From Worst in Class to World-Class: How We Flipped MiLUMA

Feb 14, 2026

Situation


When I joined LUMA as a Senior Software Engineer to work on the MiLUMA web app (not the mobile app—that's a separate project), about 11 engineers were developing and maintaining the web app across front-end, back-end, infrastructure, and full-stack roles. I contributed to both front-end and back-end development. Two months after being onboarded, most of the engineers left for other roles, leaving just one other engineer and me to maintain the distributed system. Initially, the system seemed stable to us, but during hurricane season (my first one in this system), it became clear the system couldn’t handle high request volumes due to limited concurrency—stemming from poor software design. The web app crashed, becoming unusable or unresponsive. After several releases that failed to improve performance, we requested dedicated time to thoroughly analyze the underlying issues and formulate a remediation plan. Mind you, this was alongside maintaining the web app.

Findings


After a couple weeks of investigating the microservices, we found database misconfigurations (DB and API level), blocking API calls, and threading issues from poor pool sizing and unnecessary roundtrips to the API gateway. What surprised us the most were the blocking API calls. All microservices contained blocking API calls despite having third-party dependencies enabling them to have non-blocking behavior. The blocking calls were easily identifiable as well because the calls blatantly said .block(). Being easily identifiable, this meant we could search the codebase and do simple changes from .block() to chained, non-blocking APIs (e.g., .someNonBlockingApi(...).map(...)).

Although the change was simple, we spent considerable time tracing call stacks across all flows to confirm non-blocking behavior. During our testing, we discovered single blocking requests taking 30–60 seconds to complete (think of this in terms of you being a customer and the web app taking this long to show you your account dashboard). Scaling by concurrent users worsens this metric, rendering the web app unusable. After switching to non-blocking calls and fixing backpressure solutions, the system handled hundreds of requests per second with stability and resiliency—a simple fix that was overlooked and should've been implemented from the get-go. Like I've been told by my mentors, "Do it nice or do it twice."

→ **EXCERPTED RECORDS**
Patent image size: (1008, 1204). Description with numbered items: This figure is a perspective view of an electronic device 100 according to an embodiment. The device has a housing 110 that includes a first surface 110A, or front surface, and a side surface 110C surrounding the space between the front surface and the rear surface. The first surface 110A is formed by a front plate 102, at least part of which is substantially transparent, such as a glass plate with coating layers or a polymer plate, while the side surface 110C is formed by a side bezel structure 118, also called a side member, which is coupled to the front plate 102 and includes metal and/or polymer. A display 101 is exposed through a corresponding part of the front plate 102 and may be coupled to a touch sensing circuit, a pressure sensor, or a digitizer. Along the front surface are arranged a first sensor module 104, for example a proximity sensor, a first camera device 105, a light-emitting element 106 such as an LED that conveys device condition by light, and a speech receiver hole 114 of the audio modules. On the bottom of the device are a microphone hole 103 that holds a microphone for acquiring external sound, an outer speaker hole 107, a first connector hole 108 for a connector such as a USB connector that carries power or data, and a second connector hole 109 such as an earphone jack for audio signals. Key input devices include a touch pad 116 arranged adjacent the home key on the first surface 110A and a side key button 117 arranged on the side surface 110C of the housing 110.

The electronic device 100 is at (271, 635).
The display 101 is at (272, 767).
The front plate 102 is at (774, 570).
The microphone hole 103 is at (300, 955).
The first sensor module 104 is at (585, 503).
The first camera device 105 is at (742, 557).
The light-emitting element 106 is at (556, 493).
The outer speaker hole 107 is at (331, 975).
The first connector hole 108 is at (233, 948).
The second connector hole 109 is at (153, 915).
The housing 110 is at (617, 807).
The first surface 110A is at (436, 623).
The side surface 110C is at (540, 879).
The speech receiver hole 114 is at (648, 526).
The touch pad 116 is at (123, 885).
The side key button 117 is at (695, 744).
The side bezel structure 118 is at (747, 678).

→ **EXERCISE GOAL**
Write the next part of the MiLUMA performance write-up, picking up after its last sentence. The listing plays no part in what follows.

→ **ANSWER BOX**
Our findings didn't stop at the API level. When we were ready to deploy the updated microservices, we discovered an 8‑hour (sometimes longer) release process. It was hindered with variables that made deployments tedious and error‑prone. By questioning how features were enabled, how changes to config files impacted user/data flows, how rollbacks worked, and how to safely halt traffic, we uncovered code smells. To name a few: misuse of feature flags, coupled microservice deployments, a lengthy rollback strategy, and no maintenance kill switch.

End State


What began as a two‑week investigation became a two‑month effort to migrate to a non‑blocking, zero‑downtime system built on enterprise-grade continuous delivery workflows. We shortened the 8-hour+ release process down to a 1-hour release process where most of that time was spent verifying Azure deploying the microservices properly. We moved to non‑blocking API calls, corrected circuit breaker patterns to properly handle backpressure, eliminated unnecessary microservice‑to‑microservice roundtrips through the API gateway, DRYed code so data flowed through shared non‑blocking paths, and refactored feature flag usage to support dark releases and external kill switches. I also updated Azure Pipelines documentation as I worked through streamlining the deployment flow (I love writing documentation).

For customers, they could reliably submit requests to the system and utility workers could respond to them in a timely manner—something that had not been possible in past hurricane seasons. For the dev teams, everything was meticulously documented—enabling new developers and stakeholders to confidently develop, maintain, deploy, and release with minimal guidance. For the web app, this effort paved the way for a future of high‑performance development, establishing a robust, scalable foundation that will support rapid feature delivery, long‑term maintainability, and trusted iteration over time.